[Extracts from a graphics dataset]
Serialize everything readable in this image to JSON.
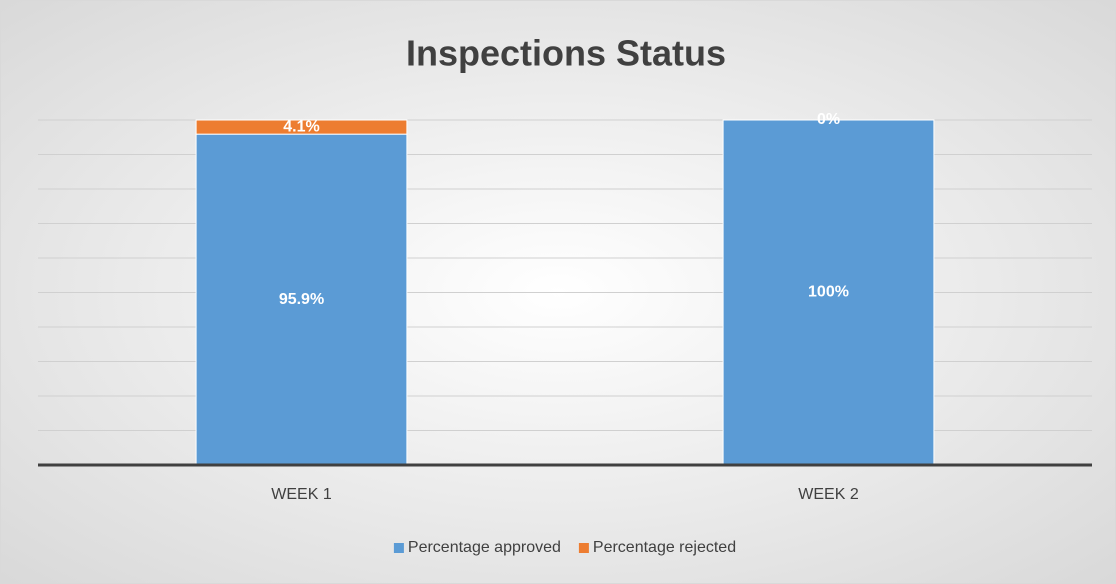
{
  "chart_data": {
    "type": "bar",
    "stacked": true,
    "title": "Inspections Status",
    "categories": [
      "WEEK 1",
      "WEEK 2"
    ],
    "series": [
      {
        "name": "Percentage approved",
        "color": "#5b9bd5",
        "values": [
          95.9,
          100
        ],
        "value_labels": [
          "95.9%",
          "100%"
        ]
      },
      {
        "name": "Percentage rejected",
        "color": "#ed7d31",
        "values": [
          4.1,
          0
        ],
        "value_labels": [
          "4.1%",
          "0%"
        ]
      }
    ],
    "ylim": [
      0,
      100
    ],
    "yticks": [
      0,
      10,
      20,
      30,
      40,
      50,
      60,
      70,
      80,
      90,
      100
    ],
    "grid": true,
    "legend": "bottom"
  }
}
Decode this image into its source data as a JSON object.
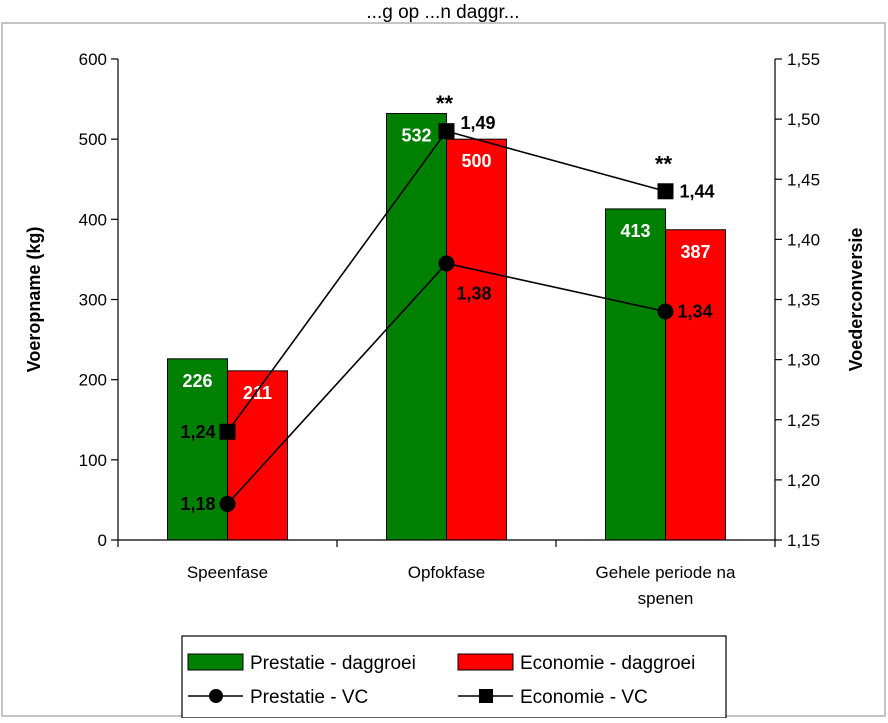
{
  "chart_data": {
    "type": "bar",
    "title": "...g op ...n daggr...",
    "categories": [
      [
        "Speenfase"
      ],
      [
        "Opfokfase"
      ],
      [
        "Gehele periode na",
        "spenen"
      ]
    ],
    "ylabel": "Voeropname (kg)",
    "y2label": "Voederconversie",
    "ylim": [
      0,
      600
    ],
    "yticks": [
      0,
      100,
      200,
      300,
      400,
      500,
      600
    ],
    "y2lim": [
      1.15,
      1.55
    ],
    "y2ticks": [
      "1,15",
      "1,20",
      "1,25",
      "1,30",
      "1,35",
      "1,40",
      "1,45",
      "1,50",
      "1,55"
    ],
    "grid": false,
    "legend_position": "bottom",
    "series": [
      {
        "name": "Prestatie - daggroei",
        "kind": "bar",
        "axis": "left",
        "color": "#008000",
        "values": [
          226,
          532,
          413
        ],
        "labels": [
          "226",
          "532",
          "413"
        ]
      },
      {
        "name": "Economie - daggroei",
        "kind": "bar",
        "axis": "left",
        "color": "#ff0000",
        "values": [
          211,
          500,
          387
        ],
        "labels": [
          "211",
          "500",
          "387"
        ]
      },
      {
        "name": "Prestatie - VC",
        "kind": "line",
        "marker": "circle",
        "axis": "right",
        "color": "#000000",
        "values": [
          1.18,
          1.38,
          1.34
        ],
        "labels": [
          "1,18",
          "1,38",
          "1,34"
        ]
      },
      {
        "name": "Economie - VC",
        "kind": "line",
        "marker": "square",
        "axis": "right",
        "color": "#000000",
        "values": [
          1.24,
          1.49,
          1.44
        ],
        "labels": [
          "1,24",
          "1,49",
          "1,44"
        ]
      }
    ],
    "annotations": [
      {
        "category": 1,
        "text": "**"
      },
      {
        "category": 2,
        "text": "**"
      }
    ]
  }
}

* Short exercise *
Copy the material shown above in full and exactly. Skip the pictures.

* Solution for this task *
Serialize everything readable in this image to JSON.
{
  "chart_data": {
    "type": "bar",
    "stacked": true,
    "title": "Inspections Status",
    "categories": [
      "WEEK 1",
      "WEEK 2"
    ],
    "series": [
      {
        "name": "Percentage approved",
        "color": "#5b9bd5",
        "values": [
          95.9,
          100
        ],
        "value_labels": [
          "95.9%",
          "100%"
        ]
      },
      {
        "name": "Percentage rejected",
        "color": "#ed7d31",
        "values": [
          4.1,
          0
        ],
        "value_labels": [
          "4.1%",
          "0%"
        ]
      }
    ],
    "ylim": [
      0,
      100
    ],
    "yticks": [
      0,
      10,
      20,
      30,
      40,
      50,
      60,
      70,
      80,
      90,
      100
    ],
    "grid": true,
    "legend": "bottom"
  }
}
Decode this image into its source data as a JSON object.
{
  "chart_data": {
    "type": "bar",
    "title": "...g op ...n daggr...",
    "categories": [
      [
        "Speenfase"
      ],
      [
        "Opfokfase"
      ],
      [
        "Gehele periode na",
        "spenen"
      ]
    ],
    "ylabel": "Voeropname (kg)",
    "y2label": "Voederconversie",
    "ylim": [
      0,
      600
    ],
    "yticks": [
      0,
      100,
      200,
      300,
      400,
      500,
      600
    ],
    "y2lim": [
      1.15,
      1.55
    ],
    "y2ticks": [
      "1,15",
      "1,20",
      "1,25",
      "1,30",
      "1,35",
      "1,40",
      "1,45",
      "1,50",
      "1,55"
    ],
    "grid": false,
    "legend_position": "bottom",
    "series": [
      {
        "name": "Prestatie - daggroei",
        "kind": "bar",
        "axis": "left",
        "color": "#008000",
        "values": [
          226,
          532,
          413
        ],
        "labels": [
          "226",
          "532",
          "413"
        ]
      },
      {
        "name": "Economie - daggroei",
        "kind": "bar",
        "axis": "left",
        "color": "#ff0000",
        "values": [
          211,
          500,
          387
        ],
        "labels": [
          "211",
          "500",
          "387"
        ]
      },
      {
        "name": "Prestatie - VC",
        "kind": "line",
        "marker": "circle",
        "axis": "right",
        "color": "#000000",
        "values": [
          1.18,
          1.38,
          1.34
        ],
        "labels": [
          "1,18",
          "1,38",
          "1,34"
        ]
      },
      {
        "name": "Economie - VC",
        "kind": "line",
        "marker": "square",
        "axis": "right",
        "color": "#000000",
        "values": [
          1.24,
          1.49,
          1.44
        ],
        "labels": [
          "1,24",
          "1,49",
          "1,44"
        ]
      }
    ],
    "annotations": [
      {
        "category": 1,
        "text": "**"
      },
      {
        "category": 2,
        "text": "**"
      }
    ]
  }
}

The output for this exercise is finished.